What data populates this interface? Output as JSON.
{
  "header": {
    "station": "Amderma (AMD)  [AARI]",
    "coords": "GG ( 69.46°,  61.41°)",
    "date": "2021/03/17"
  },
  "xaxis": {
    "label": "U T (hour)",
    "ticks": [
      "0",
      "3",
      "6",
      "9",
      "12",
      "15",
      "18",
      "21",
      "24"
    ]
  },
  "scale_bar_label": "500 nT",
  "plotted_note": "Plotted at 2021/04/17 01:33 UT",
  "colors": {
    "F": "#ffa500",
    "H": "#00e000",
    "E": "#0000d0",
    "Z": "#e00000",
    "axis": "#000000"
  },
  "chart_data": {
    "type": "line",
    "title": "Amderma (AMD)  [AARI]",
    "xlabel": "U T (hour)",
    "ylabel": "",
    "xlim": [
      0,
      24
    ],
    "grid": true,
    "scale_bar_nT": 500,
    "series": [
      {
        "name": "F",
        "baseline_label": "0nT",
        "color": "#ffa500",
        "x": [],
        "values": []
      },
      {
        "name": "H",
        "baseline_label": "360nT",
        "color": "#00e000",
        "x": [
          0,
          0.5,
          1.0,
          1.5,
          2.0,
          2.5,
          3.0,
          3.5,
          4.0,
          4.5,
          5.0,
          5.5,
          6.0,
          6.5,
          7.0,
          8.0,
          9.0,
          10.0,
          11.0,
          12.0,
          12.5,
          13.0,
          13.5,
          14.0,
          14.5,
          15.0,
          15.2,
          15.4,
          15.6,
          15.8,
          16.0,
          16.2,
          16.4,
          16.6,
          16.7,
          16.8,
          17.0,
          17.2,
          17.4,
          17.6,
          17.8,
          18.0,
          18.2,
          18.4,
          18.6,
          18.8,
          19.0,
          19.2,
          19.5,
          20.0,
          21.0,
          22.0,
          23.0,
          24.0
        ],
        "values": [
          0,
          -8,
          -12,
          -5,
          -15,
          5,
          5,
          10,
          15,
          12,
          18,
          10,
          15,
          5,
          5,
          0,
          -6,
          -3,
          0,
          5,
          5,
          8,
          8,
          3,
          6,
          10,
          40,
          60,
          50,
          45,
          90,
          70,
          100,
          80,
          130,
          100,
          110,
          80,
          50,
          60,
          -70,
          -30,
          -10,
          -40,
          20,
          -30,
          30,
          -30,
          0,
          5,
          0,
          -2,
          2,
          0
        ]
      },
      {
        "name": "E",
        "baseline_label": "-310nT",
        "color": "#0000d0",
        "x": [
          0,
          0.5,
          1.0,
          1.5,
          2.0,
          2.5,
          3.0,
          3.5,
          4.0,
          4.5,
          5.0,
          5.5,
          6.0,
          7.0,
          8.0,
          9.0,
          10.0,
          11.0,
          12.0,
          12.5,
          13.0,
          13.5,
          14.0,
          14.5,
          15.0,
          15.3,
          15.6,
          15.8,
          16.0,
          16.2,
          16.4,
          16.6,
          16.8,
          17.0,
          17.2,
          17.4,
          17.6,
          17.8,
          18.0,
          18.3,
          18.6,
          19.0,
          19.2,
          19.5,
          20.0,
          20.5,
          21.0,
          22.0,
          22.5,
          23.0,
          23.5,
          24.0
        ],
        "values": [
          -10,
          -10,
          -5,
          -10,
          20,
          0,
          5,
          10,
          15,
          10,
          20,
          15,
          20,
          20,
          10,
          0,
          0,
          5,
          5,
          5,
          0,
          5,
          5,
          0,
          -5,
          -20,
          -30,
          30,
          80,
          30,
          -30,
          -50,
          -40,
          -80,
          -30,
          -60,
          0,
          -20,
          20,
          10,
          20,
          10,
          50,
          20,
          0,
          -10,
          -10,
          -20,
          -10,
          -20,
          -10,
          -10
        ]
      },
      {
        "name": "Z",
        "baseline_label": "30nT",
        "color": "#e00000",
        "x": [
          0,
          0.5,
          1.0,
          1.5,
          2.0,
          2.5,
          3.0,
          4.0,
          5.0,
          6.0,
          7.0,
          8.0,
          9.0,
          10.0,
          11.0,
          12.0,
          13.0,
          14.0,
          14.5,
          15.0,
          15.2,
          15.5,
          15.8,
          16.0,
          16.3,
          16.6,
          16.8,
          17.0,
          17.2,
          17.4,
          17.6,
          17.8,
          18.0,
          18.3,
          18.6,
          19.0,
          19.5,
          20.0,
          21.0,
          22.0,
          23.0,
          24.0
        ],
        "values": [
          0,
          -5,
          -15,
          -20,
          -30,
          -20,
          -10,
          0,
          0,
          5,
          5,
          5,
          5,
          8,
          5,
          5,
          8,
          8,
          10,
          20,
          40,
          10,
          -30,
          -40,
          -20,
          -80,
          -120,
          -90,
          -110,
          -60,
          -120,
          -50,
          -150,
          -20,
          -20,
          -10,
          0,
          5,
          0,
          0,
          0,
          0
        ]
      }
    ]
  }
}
========================
* **Your goal**
Quote all of the entries exactly as they appear.

* **Solution to this task**
What data populates this interface? Output as JSON.
{
  "header": {
    "station": "Amderma (AMD)  [AARI]",
    "coords": "GG ( 69.46°,  61.41°)",
    "date": "2021/03/17"
  },
  "xaxis": {
    "label": "U T (hour)",
    "ticks": [
      "0",
      "3",
      "6",
      "9",
      "12",
      "15",
      "18",
      "21",
      "24"
    ]
  },
  "scale_bar_label": "500 nT",
  "plotted_note": "Plotted at 2021/04/17 01:33 UT",
  "colors": {
    "F": "#ffa500",
    "H": "#00e000",
    "E": "#0000d0",
    "Z": "#e00000",
    "axis": "#000000"
  },
  "chart_data": {
    "type": "line",
    "title": "Amderma (AMD)  [AARI]",
    "xlabel": "U T (hour)",
    "ylabel": "",
    "xlim": [
      0,
      24
    ],
    "grid": true,
    "scale_bar_nT": 500,
    "series": [
      {
        "name": "F",
        "baseline_label": "0nT",
        "color": "#ffa500",
        "x": [],
        "values": []
      },
      {
        "name": "H",
        "baseline_label": "360nT",
        "color": "#00e000",
        "x": [
          0,
          0.5,
          1.0,
          1.5,
          2.0,
          2.5,
          3.0,
          3.5,
          4.0,
          4.5,
          5.0,
          5.5,
          6.0,
          6.5,
          7.0,
          8.0,
          9.0,
          10.0,
          11.0,
          12.0,
          12.5,
          13.0,
          13.5,
          14.0,
          14.5,
          15.0,
          15.2,
          15.4,
          15.6,
          15.8,
          16.0,
          16.2,
          16.4,
          16.6,
          16.7,
          16.8,
          17.0,
          17.2,
          17.4,
          17.6,
          17.8,
          18.0,
          18.2,
          18.4,
          18.6,
          18.8,
          19.0,
          19.2,
          19.5,
          20.0,
          21.0,
          22.0,
          23.0,
          24.0
        ],
        "values": [
          0,
          -8,
          -12,
          -5,
          -15,
          5,
          5,
          10,
          15,
          12,
          18,
          10,
          15,
          5,
          5,
          0,
          -6,
          -3,
          0,
          5,
          5,
          8,
          8,
          3,
          6,
          10,
          40,
          60,
          50,
          45,
          90,
          70,
          100,
          80,
          130,
          100,
          110,
          80,
          50,
          60,
          -70,
          -30,
          -10,
          -40,
          20,
          -30,
          30,
          -30,
          0,
          5,
          0,
          -2,
          2,
          0
        ]
      },
      {
        "name": "E",
        "baseline_label": "-310nT",
        "color": "#0000d0",
        "x": [
          0,
          0.5,
          1.0,
          1.5,
          2.0,
          2.5,
          3.0,
          3.5,
          4.0,
          4.5,
          5.0,
          5.5,
          6.0,
          7.0,
          8.0,
          9.0,
          10.0,
          11.0,
          12.0,
          12.5,
          13.0,
          13.5,
          14.0,
          14.5,
          15.0,
          15.3,
          15.6,
          15.8,
          16.0,
          16.2,
          16.4,
          16.6,
          16.8,
          17.0,
          17.2,
          17.4,
          17.6,
          17.8,
          18.0,
          18.3,
          18.6,
          19.0,
          19.2,
          19.5,
          20.0,
          20.5,
          21.0,
          22.0,
          22.5,
          23.0,
          23.5,
          24.0
        ],
        "values": [
          -10,
          -10,
          -5,
          -10,
          20,
          0,
          5,
          10,
          15,
          10,
          20,
          15,
          20,
          20,
          10,
          0,
          0,
          5,
          5,
          5,
          0,
          5,
          5,
          0,
          -5,
          -20,
          -30,
          30,
          80,
          30,
          -30,
          -50,
          -40,
          -80,
          -30,
          -60,
          0,
          -20,
          20,
          10,
          20,
          10,
          50,
          20,
          0,
          -10,
          -10,
          -20,
          -10,
          -20,
          -10,
          -10
        ]
      },
      {
        "name": "Z",
        "baseline_label": "30nT",
        "color": "#e00000",
        "x": [
          0,
          0.5,
          1.0,
          1.5,
          2.0,
          2.5,
          3.0,
          4.0,
          5.0,
          6.0,
          7.0,
          8.0,
          9.0,
          10.0,
          11.0,
          12.0,
          13.0,
          14.0,
          14.5,
          15.0,
          15.2,
          15.5,
          15.8,
          16.0,
          16.3,
          16.6,
          16.8,
          17.0,
          17.2,
          17.4,
          17.6,
          17.8,
          18.0,
          18.3,
          18.6,
          19.0,
          19.5,
          20.0,
          21.0,
          22.0,
          23.0,
          24.0
        ],
        "values": [
          0,
          -5,
          -15,
          -20,
          -30,
          -20,
          -10,
          0,
          0,
          5,
          5,
          5,
          5,
          8,
          5,
          5,
          8,
          8,
          10,
          20,
          40,
          10,
          -30,
          -40,
          -20,
          -80,
          -120,
          -90,
          -110,
          -60,
          -120,
          -50,
          -150,
          -20,
          -20,
          -10,
          0,
          5,
          0,
          0,
          0,
          0
        ]
      }
    ]
  }
}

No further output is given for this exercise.